# The request
Every line that contains the word "type" should be copied.

# Dataset extract
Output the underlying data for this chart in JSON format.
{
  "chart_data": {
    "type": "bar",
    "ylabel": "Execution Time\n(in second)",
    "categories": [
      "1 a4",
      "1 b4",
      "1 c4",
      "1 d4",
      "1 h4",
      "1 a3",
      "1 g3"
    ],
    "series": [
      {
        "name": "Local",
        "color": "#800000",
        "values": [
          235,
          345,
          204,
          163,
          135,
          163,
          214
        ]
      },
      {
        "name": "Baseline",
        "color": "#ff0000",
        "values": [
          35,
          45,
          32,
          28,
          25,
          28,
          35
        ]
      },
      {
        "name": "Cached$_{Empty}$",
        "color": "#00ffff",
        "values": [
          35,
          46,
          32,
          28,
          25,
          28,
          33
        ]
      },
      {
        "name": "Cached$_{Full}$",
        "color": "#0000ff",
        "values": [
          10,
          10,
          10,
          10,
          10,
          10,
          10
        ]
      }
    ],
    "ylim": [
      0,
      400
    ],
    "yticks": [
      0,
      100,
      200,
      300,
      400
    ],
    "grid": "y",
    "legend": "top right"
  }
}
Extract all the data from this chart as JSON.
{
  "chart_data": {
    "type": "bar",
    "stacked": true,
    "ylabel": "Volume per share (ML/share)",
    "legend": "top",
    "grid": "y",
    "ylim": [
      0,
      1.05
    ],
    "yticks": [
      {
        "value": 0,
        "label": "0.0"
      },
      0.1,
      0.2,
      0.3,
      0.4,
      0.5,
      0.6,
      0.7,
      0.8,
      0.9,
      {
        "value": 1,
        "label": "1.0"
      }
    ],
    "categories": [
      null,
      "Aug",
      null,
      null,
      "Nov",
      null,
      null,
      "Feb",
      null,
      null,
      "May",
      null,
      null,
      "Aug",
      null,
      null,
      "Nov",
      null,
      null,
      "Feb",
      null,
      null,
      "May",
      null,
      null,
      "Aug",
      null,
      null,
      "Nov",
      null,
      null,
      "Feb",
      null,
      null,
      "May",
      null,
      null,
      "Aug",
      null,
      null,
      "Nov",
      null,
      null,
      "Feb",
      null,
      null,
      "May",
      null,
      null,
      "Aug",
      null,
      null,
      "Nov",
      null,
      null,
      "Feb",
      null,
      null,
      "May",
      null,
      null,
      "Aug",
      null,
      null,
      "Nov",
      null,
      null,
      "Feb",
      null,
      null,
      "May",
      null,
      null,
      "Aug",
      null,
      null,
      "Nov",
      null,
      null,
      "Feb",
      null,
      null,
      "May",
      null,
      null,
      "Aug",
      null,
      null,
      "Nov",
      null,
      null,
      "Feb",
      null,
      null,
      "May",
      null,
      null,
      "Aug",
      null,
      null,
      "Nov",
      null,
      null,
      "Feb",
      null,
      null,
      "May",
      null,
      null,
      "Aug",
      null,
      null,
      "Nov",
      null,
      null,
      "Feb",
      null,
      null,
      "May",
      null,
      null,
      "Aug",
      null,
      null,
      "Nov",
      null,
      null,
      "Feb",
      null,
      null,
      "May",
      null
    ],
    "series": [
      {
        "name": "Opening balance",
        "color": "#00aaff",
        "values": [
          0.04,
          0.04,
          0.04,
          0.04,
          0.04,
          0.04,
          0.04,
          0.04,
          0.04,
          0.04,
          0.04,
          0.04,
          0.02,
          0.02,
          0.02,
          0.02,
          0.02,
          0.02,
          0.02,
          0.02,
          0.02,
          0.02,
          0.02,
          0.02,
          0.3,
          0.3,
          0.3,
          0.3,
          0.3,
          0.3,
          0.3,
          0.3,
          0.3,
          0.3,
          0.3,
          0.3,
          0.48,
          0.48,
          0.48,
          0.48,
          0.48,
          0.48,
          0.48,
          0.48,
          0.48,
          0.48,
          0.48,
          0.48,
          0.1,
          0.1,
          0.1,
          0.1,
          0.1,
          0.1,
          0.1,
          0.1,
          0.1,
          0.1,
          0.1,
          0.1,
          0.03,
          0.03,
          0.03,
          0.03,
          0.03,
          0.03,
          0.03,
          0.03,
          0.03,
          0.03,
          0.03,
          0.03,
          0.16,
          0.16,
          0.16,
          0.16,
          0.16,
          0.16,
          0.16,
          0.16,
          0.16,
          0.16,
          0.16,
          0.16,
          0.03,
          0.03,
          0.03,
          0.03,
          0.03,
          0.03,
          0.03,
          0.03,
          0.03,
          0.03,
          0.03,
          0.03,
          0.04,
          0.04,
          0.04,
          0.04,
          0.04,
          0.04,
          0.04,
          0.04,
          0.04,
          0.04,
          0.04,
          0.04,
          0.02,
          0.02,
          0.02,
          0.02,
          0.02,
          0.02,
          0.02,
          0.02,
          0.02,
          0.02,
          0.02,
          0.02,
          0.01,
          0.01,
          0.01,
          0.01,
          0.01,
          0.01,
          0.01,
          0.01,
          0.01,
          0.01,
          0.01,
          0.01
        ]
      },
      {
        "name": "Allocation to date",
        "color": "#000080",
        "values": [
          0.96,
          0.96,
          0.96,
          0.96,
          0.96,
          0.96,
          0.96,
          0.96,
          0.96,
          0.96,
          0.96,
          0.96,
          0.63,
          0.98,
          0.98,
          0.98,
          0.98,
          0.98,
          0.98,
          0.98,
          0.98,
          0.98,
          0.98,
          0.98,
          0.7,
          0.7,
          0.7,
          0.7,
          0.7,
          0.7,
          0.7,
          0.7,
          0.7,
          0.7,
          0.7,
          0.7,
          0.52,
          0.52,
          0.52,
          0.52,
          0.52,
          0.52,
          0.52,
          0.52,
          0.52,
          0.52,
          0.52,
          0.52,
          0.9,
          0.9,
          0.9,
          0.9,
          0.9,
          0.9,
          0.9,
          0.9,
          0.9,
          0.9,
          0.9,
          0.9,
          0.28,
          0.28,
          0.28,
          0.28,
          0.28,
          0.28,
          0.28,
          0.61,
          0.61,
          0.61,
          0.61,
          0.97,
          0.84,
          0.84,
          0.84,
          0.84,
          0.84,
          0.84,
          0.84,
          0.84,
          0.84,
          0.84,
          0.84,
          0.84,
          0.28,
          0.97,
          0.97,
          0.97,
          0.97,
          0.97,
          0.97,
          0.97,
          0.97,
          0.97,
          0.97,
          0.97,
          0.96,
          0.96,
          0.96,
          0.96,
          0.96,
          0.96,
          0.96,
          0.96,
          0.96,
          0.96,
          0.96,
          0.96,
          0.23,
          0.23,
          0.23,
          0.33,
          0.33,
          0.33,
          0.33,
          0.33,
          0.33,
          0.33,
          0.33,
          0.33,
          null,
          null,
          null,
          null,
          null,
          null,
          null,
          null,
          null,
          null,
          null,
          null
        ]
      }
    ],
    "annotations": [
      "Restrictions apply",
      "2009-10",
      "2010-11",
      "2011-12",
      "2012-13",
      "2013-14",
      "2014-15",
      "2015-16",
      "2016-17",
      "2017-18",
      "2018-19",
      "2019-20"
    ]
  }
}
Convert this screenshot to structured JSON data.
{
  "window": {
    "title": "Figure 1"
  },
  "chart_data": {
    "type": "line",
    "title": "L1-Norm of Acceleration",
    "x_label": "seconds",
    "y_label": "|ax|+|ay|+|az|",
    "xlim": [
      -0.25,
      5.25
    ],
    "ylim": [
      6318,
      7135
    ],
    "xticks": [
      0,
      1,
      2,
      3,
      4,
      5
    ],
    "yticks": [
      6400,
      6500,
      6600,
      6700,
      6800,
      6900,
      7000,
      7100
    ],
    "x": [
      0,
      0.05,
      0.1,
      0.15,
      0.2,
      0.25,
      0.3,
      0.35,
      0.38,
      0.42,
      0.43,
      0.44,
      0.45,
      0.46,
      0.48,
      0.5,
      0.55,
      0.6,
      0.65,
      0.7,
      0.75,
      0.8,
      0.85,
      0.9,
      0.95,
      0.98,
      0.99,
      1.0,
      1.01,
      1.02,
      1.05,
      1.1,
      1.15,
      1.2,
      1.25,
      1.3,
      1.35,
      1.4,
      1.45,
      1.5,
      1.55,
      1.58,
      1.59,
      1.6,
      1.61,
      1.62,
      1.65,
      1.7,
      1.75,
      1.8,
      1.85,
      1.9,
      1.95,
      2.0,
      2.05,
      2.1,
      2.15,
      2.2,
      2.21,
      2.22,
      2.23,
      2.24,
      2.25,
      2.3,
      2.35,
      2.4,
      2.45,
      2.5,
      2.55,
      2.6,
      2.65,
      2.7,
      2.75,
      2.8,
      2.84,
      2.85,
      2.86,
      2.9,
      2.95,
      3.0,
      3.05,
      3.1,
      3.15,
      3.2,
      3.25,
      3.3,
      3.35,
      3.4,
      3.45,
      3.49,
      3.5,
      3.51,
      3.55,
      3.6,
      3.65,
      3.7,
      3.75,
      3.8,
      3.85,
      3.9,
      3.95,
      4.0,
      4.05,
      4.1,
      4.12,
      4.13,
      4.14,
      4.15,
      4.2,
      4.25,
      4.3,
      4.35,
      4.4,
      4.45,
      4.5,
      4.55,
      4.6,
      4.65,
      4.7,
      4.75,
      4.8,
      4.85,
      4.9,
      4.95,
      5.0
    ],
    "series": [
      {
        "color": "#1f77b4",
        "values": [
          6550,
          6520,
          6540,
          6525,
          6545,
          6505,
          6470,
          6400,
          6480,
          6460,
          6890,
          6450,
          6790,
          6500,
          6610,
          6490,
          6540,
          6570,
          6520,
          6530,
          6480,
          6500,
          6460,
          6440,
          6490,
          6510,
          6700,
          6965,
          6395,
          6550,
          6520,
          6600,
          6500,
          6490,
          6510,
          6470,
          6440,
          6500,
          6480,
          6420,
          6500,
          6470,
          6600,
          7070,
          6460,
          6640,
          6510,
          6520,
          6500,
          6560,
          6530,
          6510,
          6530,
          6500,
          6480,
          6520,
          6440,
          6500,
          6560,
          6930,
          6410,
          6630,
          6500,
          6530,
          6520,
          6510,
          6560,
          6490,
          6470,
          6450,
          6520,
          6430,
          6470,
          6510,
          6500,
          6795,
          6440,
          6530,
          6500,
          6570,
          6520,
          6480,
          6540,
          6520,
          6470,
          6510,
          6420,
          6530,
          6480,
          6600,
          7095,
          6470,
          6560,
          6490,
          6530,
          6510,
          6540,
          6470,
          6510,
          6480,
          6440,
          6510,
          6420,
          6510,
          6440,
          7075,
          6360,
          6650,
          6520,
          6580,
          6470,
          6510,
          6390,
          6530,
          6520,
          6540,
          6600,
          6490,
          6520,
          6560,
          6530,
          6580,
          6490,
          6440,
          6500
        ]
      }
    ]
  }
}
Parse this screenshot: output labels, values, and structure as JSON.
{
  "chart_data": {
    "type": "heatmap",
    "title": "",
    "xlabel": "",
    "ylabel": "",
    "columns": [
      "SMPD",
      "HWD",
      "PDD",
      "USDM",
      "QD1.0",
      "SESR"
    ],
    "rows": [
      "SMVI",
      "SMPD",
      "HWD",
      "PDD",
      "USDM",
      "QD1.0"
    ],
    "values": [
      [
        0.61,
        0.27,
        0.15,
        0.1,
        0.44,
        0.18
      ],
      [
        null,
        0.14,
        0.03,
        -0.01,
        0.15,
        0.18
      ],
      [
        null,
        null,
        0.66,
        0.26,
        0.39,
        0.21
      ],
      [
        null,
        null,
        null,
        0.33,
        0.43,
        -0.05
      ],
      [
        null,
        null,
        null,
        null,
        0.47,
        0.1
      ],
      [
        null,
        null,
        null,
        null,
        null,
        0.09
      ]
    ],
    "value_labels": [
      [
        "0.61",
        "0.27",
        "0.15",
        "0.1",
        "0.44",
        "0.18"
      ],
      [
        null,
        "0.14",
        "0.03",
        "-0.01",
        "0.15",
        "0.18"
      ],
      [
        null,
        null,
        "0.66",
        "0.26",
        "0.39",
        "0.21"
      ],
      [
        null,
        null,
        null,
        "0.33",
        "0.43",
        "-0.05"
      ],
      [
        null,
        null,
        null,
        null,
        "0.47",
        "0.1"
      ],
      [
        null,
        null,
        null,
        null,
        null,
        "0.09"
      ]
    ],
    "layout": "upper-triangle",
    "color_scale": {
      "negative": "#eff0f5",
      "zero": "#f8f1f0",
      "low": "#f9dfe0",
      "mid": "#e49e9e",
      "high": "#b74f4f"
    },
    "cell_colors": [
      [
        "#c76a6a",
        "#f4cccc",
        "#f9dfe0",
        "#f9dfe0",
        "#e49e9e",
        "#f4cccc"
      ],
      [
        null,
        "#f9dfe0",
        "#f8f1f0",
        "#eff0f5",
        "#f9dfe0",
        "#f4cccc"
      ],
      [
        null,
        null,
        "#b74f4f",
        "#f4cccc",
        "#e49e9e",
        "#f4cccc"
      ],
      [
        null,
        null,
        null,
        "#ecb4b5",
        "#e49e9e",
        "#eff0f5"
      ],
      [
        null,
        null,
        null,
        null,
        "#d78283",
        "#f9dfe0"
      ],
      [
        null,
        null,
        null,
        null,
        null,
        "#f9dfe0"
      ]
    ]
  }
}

# Answer
    "type": "bar",
    "type": "bar",
    "type": "line",
    "type": "heatmap",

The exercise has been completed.